Reproduce each record below exactly as written.

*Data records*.
- - - - - - -

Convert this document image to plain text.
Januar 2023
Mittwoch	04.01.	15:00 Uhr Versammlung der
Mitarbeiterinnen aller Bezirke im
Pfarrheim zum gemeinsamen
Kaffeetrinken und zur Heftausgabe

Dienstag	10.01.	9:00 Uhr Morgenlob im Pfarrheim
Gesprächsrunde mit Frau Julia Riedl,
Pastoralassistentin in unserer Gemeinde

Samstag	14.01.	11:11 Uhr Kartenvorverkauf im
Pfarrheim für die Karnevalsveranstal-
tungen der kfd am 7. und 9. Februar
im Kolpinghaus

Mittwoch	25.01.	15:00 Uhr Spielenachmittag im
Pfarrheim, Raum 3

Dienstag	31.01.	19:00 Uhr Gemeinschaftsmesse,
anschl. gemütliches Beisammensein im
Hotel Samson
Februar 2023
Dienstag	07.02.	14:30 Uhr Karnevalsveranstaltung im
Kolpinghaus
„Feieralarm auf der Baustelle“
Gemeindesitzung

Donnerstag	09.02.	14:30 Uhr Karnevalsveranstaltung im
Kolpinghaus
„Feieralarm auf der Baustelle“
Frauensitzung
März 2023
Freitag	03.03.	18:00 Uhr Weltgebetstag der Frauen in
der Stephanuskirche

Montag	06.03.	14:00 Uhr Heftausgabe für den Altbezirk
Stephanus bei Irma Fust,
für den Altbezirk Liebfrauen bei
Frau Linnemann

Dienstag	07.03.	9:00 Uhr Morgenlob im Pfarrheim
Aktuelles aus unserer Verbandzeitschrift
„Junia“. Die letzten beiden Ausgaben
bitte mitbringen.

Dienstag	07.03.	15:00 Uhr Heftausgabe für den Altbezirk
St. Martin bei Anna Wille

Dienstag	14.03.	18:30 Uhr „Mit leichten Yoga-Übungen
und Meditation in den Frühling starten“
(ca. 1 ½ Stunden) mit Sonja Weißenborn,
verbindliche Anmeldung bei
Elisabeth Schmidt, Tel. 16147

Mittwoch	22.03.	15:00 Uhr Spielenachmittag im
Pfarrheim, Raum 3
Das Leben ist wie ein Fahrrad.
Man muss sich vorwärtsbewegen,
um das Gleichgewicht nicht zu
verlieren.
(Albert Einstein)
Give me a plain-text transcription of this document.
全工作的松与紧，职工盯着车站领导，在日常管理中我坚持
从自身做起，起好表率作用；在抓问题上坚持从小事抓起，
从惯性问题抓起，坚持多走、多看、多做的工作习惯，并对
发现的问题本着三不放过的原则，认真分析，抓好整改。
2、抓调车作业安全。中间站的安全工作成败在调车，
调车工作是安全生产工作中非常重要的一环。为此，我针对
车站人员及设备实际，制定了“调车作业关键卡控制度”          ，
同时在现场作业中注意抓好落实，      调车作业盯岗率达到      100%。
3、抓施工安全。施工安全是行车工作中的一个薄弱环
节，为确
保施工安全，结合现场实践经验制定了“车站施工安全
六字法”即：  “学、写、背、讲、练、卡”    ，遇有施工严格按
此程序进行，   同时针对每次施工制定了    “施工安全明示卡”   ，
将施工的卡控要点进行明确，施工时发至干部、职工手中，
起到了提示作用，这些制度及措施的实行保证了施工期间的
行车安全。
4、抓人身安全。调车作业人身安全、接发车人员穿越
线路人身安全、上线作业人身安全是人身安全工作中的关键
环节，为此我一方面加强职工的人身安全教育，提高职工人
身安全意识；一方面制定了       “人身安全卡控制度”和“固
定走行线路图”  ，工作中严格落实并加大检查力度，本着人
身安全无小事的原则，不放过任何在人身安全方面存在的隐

- - - - - - -

*Expected output*.
Convert this document image to plain text.
Januar 2023
Mittwoch	04.01.	15:00 Uhr Versammlung der
Mitarbeiterinnen aller Bezirke im
Pfarrheim zum gemeinsamen
Kaffeetrinken und zur Heftausgabe

Dienstag	10.01.	9:00 Uhr Morgenlob im Pfarrheim
Gesprächsrunde mit Frau Julia Riedl,
Pastoralassistentin in unserer Gemeinde

Samstag	14.01.	11:11 Uhr Kartenvorverkauf im
Pfarrheim für die Karnevalsveranstal-
tungen der kfd am 7. und 9. Februar
im Kolpinghaus

Mittwoch	25.01.	15:00 Uhr Spielenachmittag im
Pfarrheim, Raum 3

Dienstag	31.01.	19:00 Uhr Gemeinschaftsmesse,
anschl. gemütliches Beisammensein im
Hotel Samson
Februar 2023
Dienstag	07.02.	14:30 Uhr Karnevalsveranstaltung im
Kolpinghaus
„Feieralarm auf der Baustelle“
Gemeindesitzung

Donnerstag	09.02.	14:30 Uhr Karnevalsveranstaltung im
Kolpinghaus
„Feieralarm auf der Baustelle“
Frauensitzung
März 2023
Freitag	03.03.	18:00 Uhr Weltgebetstag der Frauen in
der Stephanuskirche

Montag	06.03.	14:00 Uhr Heftausgabe für den Altbezirk
Stephanus bei Irma Fust,
für den Altbezirk Liebfrauen bei
Frau Linnemann

Dienstag	07.03.	9:00 Uhr Morgenlob im Pfarrheim
Aktuelles aus unserer Verbandzeitschrift
„Junia“. Die letzten beiden Ausgaben
bitte mitbringen.

Dienstag	07.03.	15:00 Uhr Heftausgabe für den Altbezirk
St. Martin bei Anna Wille

Dienstag	14.03.	18:30 Uhr „Mit leichten Yoga-Übungen
und Meditation in den Frühling starten“
(ca. 1 ½ Stunden) mit Sonja Weißenborn,
verbindliche Anmeldung bei
Elisabeth Schmidt, Tel. 16147

Mittwoch	22.03.	15:00 Uhr Spielenachmittag im
Pfarrheim, Raum 3
Das Leben ist wie ein Fahrrad.
Man muss sich vorwärtsbewegen,
um das Gleichgewicht nicht zu
verlieren.
(Albert Einstein)
Give me a plain-text transcription of this document.
全工作的松与紧，职工盯着车站领导，在日常管理中我坚持
从自身做起，起好表率作用；在抓问题上坚持从小事抓起，
从惯性问题抓起，坚持多走、多看、多做的工作习惯，并对
发现的问题本着三不放过的原则，认真分析，抓好整改。
2、抓调车作业安全。中间站的安全工作成败在调车，
调车工作是安全生产工作中非常重要的一环。为此，我针对
车站人员及设备实际，制定了“调车作业关键卡控制度”          ，
同时在现场作业中注意抓好落实，      调车作业盯岗率达到      100%。
3、抓施工安全。施工安全是行车工作中的一个薄弱环
节，为确
保施工安全，结合现场实践经验制定了“车站施工安全
六字法”即：  “学、写、背、讲、练、卡”    ，遇有施工严格按
此程序进行，   同时针对每次施工制定了    “施工安全明示卡”   ，
将施工的卡控要点进行明确，施工时发至干部、职工手中，
起到了提示作用，这些制度及措施的实行保证了施工期间的
行车安全。
4、抓人身安全。调车作业人身安全、接发车人员穿越
线路人身安全、上线作业人身安全是人身安全工作中的关键
环节，为此我一方面加强职工的人身安全教育，提高职工人
身安全意识；一方面制定了       “人身安全卡控制度”和“固
定走行线路图”  ，工作中严格落实并加大检查力度，本着人
身安全无小事的原则，不放过任何在人身安全方面存在的隐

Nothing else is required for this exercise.